------ Information given ------

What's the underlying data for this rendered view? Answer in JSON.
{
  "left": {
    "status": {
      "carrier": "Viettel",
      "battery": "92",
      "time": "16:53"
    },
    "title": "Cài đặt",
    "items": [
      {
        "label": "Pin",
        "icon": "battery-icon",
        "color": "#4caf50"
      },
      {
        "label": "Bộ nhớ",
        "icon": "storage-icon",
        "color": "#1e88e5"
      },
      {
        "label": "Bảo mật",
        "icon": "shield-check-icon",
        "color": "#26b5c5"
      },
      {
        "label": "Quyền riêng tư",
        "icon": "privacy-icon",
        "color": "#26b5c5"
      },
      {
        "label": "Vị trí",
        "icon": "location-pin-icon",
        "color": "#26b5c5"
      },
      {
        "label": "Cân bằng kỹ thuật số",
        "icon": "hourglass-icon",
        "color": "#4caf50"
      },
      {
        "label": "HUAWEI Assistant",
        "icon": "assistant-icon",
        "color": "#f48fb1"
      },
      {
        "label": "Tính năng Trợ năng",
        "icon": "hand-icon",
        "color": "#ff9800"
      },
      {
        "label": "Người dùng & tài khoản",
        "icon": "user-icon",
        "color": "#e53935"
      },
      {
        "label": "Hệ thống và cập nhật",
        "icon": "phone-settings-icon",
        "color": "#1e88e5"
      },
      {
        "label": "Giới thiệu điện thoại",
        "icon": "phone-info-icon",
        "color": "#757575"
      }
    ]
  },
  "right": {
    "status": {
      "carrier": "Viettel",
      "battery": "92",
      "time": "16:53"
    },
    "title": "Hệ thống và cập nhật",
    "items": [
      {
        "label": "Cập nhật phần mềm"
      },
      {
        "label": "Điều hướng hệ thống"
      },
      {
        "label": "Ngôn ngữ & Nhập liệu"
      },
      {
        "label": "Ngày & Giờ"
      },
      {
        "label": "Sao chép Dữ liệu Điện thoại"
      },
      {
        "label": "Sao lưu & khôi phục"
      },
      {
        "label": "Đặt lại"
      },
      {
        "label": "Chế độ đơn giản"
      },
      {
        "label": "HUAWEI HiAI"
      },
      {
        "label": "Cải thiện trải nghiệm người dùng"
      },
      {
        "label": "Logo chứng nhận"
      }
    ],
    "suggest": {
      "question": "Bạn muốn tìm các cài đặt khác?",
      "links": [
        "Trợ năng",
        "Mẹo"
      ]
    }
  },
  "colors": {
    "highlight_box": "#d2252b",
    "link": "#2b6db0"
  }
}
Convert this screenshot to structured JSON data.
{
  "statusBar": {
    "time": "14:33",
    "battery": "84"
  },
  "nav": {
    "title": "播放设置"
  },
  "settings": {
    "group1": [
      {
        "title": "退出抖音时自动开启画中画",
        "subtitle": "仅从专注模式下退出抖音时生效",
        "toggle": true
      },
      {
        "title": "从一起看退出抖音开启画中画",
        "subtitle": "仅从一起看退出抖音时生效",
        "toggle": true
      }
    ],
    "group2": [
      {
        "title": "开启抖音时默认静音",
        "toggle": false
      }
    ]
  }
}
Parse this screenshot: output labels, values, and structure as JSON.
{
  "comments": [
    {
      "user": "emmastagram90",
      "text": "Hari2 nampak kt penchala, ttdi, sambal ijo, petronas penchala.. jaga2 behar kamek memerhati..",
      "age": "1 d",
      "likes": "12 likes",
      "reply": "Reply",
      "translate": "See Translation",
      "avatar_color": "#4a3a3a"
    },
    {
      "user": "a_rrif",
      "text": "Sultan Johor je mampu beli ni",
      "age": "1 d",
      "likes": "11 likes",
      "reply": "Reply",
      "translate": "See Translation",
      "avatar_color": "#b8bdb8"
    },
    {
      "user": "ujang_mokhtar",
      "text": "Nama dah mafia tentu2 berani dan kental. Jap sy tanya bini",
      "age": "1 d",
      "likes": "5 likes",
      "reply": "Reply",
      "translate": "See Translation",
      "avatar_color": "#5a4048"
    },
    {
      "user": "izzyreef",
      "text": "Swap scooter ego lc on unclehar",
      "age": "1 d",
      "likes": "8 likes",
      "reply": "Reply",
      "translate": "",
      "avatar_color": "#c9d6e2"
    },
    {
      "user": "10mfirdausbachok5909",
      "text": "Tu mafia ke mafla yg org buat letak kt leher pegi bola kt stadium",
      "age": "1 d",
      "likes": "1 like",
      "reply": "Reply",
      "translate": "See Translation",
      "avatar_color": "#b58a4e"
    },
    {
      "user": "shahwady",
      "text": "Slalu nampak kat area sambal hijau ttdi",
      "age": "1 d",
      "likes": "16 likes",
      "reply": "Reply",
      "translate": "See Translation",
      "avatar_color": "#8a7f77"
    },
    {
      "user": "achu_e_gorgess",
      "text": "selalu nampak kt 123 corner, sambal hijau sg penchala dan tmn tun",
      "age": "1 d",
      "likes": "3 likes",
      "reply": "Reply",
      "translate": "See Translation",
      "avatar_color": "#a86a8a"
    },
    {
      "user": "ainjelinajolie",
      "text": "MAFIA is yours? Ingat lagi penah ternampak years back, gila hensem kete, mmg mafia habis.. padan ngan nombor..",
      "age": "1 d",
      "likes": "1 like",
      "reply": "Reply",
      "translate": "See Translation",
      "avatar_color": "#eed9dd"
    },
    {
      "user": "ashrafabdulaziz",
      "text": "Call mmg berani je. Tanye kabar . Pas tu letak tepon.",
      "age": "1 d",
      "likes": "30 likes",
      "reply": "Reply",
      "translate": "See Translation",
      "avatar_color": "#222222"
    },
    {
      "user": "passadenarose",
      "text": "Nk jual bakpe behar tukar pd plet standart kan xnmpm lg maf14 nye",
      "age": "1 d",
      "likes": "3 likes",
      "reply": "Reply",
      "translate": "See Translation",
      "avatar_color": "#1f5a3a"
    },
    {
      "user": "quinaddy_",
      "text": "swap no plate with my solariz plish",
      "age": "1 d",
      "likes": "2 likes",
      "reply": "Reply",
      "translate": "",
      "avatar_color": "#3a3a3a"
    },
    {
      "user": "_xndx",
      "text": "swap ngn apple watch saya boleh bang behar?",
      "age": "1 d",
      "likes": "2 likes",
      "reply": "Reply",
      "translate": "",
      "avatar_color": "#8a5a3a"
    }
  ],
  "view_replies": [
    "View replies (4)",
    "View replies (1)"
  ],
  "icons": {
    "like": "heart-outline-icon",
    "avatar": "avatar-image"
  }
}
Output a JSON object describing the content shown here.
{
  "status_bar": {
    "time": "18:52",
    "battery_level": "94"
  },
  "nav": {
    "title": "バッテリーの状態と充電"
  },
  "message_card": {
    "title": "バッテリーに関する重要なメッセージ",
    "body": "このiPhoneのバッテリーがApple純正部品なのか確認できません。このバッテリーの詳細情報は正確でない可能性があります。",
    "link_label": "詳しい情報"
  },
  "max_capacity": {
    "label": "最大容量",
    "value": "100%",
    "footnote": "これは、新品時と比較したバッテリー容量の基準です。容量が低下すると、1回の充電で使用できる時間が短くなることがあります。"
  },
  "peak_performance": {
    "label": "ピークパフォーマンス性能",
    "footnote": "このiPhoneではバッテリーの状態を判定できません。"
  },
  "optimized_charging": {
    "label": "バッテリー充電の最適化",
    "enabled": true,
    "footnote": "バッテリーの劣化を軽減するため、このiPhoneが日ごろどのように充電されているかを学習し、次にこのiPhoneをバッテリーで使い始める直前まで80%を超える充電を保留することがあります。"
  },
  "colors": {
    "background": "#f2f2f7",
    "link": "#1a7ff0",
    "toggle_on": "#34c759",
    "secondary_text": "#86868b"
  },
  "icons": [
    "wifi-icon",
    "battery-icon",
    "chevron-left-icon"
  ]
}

------

Provide the number of lines in the data above that contain the string "likes", and nothing else.

**Final answer**
12